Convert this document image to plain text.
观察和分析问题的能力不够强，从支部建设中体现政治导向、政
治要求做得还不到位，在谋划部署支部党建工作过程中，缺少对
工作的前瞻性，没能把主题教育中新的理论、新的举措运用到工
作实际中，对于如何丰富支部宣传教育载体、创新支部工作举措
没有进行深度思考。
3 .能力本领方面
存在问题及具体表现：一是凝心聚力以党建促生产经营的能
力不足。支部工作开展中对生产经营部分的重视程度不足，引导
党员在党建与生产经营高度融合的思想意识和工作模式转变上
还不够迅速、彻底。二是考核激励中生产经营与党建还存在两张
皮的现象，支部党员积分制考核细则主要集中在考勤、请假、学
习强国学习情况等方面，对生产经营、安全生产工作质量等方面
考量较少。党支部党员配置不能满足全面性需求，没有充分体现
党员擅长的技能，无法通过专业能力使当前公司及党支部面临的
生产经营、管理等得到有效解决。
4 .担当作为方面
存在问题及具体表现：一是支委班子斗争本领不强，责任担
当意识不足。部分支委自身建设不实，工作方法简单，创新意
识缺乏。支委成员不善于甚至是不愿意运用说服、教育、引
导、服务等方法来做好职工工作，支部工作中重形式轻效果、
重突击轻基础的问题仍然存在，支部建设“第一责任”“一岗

****************

§ **Problem**:
Write out every entry verbatim.

§ **Result of this task**:
Convert this document image to plain text.
观察和分析问题的能力不够强，从支部建设中体现政治导向、政
治要求做得还不到位，在谋划部署支部党建工作过程中，缺少对
工作的前瞻性，没能把主题教育中新的理论、新的举措运用到工
作实际中，对于如何丰富支部宣传教育载体、创新支部工作举措
没有进行深度思考。
3 .能力本领方面
存在问题及具体表现：一是凝心聚力以党建促生产经营的能
力不足。支部工作开展中对生产经营部分的重视程度不足，引导
党员在党建与生产经营高度融合的思想意识和工作模式转变上
还不够迅速、彻底。二是考核激励中生产经营与党建还存在两张
皮的现象，支部党员积分制考核细则主要集中在考勤、请假、学
习强国学习情况等方面，对生产经营、安全生产工作质量等方面
考量较少。党支部党员配置不能满足全面性需求，没有充分体现
党员擅长的技能，无法通过专业能力使当前公司及党支部面临的
生产经营、管理等得到有效解决。
4 .担当作为方面
存在问题及具体表现：一是支委班子斗争本领不强，责任担
当意识不足。部分支委自身建设不实，工作方法简单，创新意
识缺乏。支委成员不善于甚至是不愿意运用说服、教育、引
导、服务等方法来做好职工工作，支部工作中重形式轻效果、
重突击轻基础的问题仍然存在，支部建设“第一责任”“一岗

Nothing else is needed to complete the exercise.